_What needs to be done:_ Below are some records. Copy every line in them that holds "title".

Dataset records
━━━━━━━━━━

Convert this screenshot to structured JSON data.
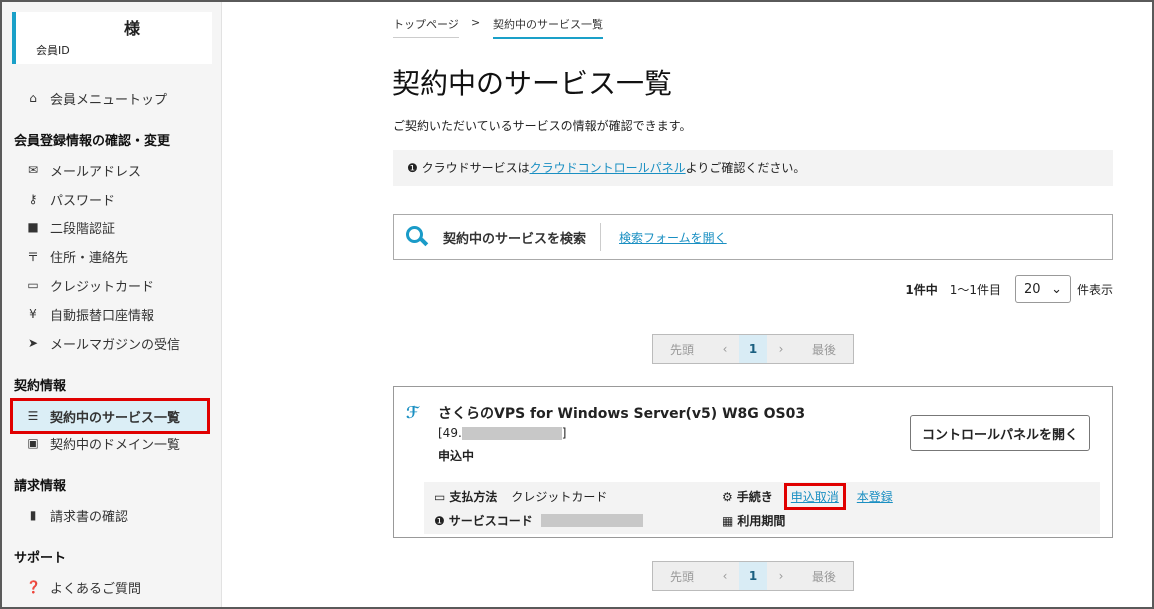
{
  "sidebar": {
    "user": {
      "sama": "様",
      "member_id_label": "会員ID"
    },
    "top_link": "会員メニュートップ",
    "sections": [
      {
        "title": "会員登録情報の確認・変更"
      },
      {
        "title": "契約情報"
      },
      {
        "title": "請求情報"
      },
      {
        "title": "サポート"
      }
    ],
    "account_items": [
      {
        "label": "メールアドレス",
        "icon": "envelope-icon"
      },
      {
        "label": "パスワード",
        "icon": "key-icon"
      },
      {
        "label": "二段階認証",
        "icon": "lock-icon"
      },
      {
        "label": "住所・連絡先",
        "icon": "postal-mark-icon"
      },
      {
        "label": "クレジットカード",
        "icon": "credit-card-icon"
      },
      {
        "label": "自動振替口座情報",
        "icon": "yen-icon"
      },
      {
        "label": "メールマガジンの受信",
        "icon": "paper-plane-icon"
      }
    ],
    "contract_items": [
      {
        "label": "契約中のサービス一覧",
        "icon": "server-icon"
      },
      {
        "label": "契約中のドメイン一覧",
        "icon": "window-icon"
      }
    ],
    "billing_items": [
      {
        "label": "請求書の確認",
        "icon": "document-icon"
      }
    ],
    "support_items": [
      {
        "label": "よくあるご質問",
        "icon": "question-icon"
      }
    ]
  },
  "breadcrumb": {
    "home": "トップページ",
    "separator": ">",
    "current": "契約中のサービス一覧"
  },
  "page": {
    "title": "契約中のサービス一覧",
    "description": "ご契約いただいているサービスの情報が確認できます。",
    "info_prefix": "クラウドサービスは",
    "info_link": "クラウドコントロールパネル",
    "info_suffix": "よりご確認ください。"
  },
  "search": {
    "label": "契約中のサービスを検索",
    "open_link": "検索フォームを開く"
  },
  "count": {
    "total": "1件中",
    "range": "1〜1件目",
    "per_page": "20",
    "per_page_suffix": "件表示"
  },
  "pager": {
    "first": "先頭",
    "prev": "‹",
    "current": "1",
    "next": "›",
    "last": "最後"
  },
  "service": {
    "name": "さくらのVPS for Windows Server(v5) W8G OS03",
    "ip_prefix": "[49.",
    "ip_suffix": "]",
    "status": "申込中",
    "control_panel_button": "コントロールパネルを開く",
    "payment_label": "支払方法",
    "payment_value": "クレジットカード",
    "service_code_label": "サービスコード",
    "procedure_label": "手続き",
    "cancel_link": "申込取消",
    "register_link": "本登録",
    "period_label": "利用期間"
  },
  "colors": {
    "accent": "#1a9bc8",
    "highlight": "#e00000",
    "active_bg": "#dbeef6"
  }
}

━━━━━━━━━━

_Response:_
        "title": "会員登録情報の確認・変更"
        "title": "契約情報"
        "title": "請求情報"
        "title": "サポート"
    "title": "契約中のサービス一覧",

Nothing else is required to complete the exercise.